AIM OF THE EXERCISE. Please reproduce each of the rows below unchanged, character for character.

GIVEN ENTRIES.
========================================
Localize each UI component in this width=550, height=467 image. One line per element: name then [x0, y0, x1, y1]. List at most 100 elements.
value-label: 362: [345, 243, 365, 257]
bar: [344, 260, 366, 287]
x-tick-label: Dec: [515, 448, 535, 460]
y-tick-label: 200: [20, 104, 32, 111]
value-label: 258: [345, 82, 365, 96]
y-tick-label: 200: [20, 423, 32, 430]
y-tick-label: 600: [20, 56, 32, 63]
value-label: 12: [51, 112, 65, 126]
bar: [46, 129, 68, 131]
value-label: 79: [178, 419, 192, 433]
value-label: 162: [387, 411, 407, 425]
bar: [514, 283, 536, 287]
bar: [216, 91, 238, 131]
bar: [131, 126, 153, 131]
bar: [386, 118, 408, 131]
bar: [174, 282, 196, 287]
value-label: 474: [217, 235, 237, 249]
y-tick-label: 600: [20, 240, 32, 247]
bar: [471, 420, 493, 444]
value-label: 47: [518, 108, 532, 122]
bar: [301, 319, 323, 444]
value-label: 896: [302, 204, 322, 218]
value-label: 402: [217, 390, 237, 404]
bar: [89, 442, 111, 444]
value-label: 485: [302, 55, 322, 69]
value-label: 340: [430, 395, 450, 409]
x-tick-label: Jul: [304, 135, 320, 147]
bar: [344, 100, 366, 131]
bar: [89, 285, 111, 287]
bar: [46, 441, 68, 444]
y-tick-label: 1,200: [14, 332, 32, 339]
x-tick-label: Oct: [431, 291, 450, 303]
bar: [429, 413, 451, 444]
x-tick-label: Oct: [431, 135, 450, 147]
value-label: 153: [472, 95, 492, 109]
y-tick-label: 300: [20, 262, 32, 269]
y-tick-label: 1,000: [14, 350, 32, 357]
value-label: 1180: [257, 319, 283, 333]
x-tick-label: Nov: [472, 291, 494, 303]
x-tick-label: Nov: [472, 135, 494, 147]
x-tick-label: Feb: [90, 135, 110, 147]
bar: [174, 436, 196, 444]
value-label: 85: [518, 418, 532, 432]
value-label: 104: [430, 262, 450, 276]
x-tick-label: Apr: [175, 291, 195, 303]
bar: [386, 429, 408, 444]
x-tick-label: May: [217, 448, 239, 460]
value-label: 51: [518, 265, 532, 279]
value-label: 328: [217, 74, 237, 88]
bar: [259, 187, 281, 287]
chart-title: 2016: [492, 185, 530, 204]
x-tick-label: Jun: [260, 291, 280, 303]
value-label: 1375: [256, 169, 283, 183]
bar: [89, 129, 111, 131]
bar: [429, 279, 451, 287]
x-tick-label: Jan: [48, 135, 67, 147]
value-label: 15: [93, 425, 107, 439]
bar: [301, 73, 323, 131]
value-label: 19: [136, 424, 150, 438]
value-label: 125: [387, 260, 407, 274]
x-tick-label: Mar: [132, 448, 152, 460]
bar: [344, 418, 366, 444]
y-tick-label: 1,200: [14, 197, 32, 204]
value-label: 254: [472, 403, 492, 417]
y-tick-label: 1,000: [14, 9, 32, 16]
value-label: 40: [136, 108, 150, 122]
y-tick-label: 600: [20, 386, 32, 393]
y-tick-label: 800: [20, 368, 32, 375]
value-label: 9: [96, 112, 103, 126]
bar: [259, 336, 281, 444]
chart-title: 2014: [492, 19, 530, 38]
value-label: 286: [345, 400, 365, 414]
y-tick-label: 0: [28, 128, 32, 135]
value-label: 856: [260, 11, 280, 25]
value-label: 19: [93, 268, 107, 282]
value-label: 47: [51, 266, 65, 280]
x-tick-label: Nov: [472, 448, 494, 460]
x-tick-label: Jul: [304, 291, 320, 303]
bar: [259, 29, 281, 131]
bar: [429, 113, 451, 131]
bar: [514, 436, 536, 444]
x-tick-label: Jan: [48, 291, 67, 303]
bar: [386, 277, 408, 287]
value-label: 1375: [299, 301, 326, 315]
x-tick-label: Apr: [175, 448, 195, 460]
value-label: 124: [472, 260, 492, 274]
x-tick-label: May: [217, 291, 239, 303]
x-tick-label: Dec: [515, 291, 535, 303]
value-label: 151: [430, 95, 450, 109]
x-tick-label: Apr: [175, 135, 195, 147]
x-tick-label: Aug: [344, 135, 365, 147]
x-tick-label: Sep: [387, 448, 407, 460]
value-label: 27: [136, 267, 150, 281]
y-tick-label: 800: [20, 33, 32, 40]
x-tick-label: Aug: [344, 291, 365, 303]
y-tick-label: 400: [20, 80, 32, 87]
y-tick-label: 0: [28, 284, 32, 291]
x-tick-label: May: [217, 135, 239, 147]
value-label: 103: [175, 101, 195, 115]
========================================
RESPONSE.
Localize each UI component in this width=550, height=467 image. One line per element: name then [x0, y0, x1, y1]. List at most 100 elements.
value-label: 362: [345, 243, 365, 257]
bar: [344, 260, 366, 287]
x-tick-label: Dec: [515, 448, 535, 460]
y-tick-label: 200: [20, 104, 32, 111]
value-label: 258: [345, 82, 365, 96]
y-tick-label: 200: [20, 423, 32, 430]
y-tick-label: 600: [20, 56, 32, 63]
value-label: 12: [51, 112, 65, 126]
bar: [46, 129, 68, 131]
value-label: 79: [178, 419, 192, 433]
value-label: 162: [387, 411, 407, 425]
bar: [514, 283, 536, 287]
bar: [216, 91, 238, 131]
bar: [131, 126, 153, 131]
bar: [386, 118, 408, 131]
bar: [174, 282, 196, 287]
value-label: 474: [217, 235, 237, 249]
y-tick-label: 600: [20, 240, 32, 247]
bar: [471, 420, 493, 444]
value-label: 47: [518, 108, 532, 122]
bar: [301, 319, 323, 444]
value-label: 896: [302, 204, 322, 218]
value-label: 402: [217, 390, 237, 404]
bar: [89, 442, 111, 444]
value-label: 485: [302, 55, 322, 69]
value-label: 340: [430, 395, 450, 409]
x-tick-label: Jul: [304, 135, 320, 147]
bar: [344, 100, 366, 131]
bar: [89, 285, 111, 287]
bar: [46, 441, 68, 444]
y-tick-label: 1,200: [14, 332, 32, 339]
x-tick-label: Oct: [431, 291, 450, 303]
bar: [429, 413, 451, 444]
x-tick-label: Oct: [431, 135, 450, 147]
value-label: 153: [472, 95, 492, 109]
y-tick-label: 300: [20, 262, 32, 269]
y-tick-label: 1,000: [14, 350, 32, 357]
value-label: 1180: [257, 319, 283, 333]
x-tick-label: Nov: [472, 291, 494, 303]
x-tick-label: Nov: [472, 135, 494, 147]
x-tick-label: Feb: [90, 135, 110, 147]
bar: [174, 436, 196, 444]
value-label: 85: [518, 418, 532, 432]
value-label: 104: [430, 262, 450, 276]
x-tick-label: Apr: [175, 291, 195, 303]
bar: [386, 429, 408, 444]
x-tick-label: May: [217, 448, 239, 460]
value-label: 51: [518, 265, 532, 279]
value-label: 328: [217, 74, 237, 88]
bar: [259, 187, 281, 287]
chart-title: 2016: [492, 185, 530, 204]
x-tick-label: Jun: [260, 291, 280, 303]
value-label: 1375: [256, 169, 283, 183]
bar: [89, 129, 111, 131]
bar: [429, 279, 451, 287]
x-tick-label: Jan: [48, 135, 67, 147]
value-label: 15: [93, 425, 107, 439]
bar: [301, 73, 323, 131]
value-label: 19: [136, 424, 150, 438]
value-label: 125: [387, 260, 407, 274]
x-tick-label: Mar: [132, 448, 152, 460]
bar: [344, 418, 366, 444]
y-tick-label: 1,200: [14, 197, 32, 204]
value-label: 254: [472, 403, 492, 417]
y-tick-label: 1,000: [14, 9, 32, 16]
value-label: 40: [136, 108, 150, 122]
y-tick-label: 600: [20, 386, 32, 393]
y-tick-label: 800: [20, 368, 32, 375]
value-label: 9: [96, 112, 103, 126]
bar: [259, 336, 281, 444]
chart-title: 2014: [492, 19, 530, 38]
value-label: 286: [345, 400, 365, 414]
y-tick-label: 0: [28, 128, 32, 135]
value-label: 856: [260, 11, 280, 25]
value-label: 19: [93, 268, 107, 282]
value-label: 47: [51, 266, 65, 280]
x-tick-label: Nov: [472, 448, 494, 460]
x-tick-label: Jul: [304, 291, 320, 303]
bar: [259, 29, 281, 131]
bar: [429, 113, 451, 131]
bar: [514, 436, 536, 444]
x-tick-label: Jan: [48, 291, 67, 303]
bar: [386, 277, 408, 287]
value-label: 1375: [299, 301, 326, 315]
x-tick-label: Apr: [175, 448, 195, 460]
value-label: 124: [472, 260, 492, 274]
x-tick-label: May: [217, 291, 239, 303]
x-tick-label: Dec: [515, 291, 535, 303]
value-label: 151: [430, 95, 450, 109]
x-tick-label: Apr: [175, 135, 195, 147]
x-tick-label: Aug: [344, 135, 365, 147]
x-tick-label: Sep: [387, 448, 407, 460]
value-label: 27: [136, 267, 150, 281]
y-tick-label: 800: [20, 33, 32, 40]
x-tick-label: Aug: [344, 291, 365, 303]
y-tick-label: 400: [20, 80, 32, 87]
y-tick-label: 0: [28, 284, 32, 291]
x-tick-label: May: [217, 135, 239, 147]
value-label: 103: [175, 101, 195, 115]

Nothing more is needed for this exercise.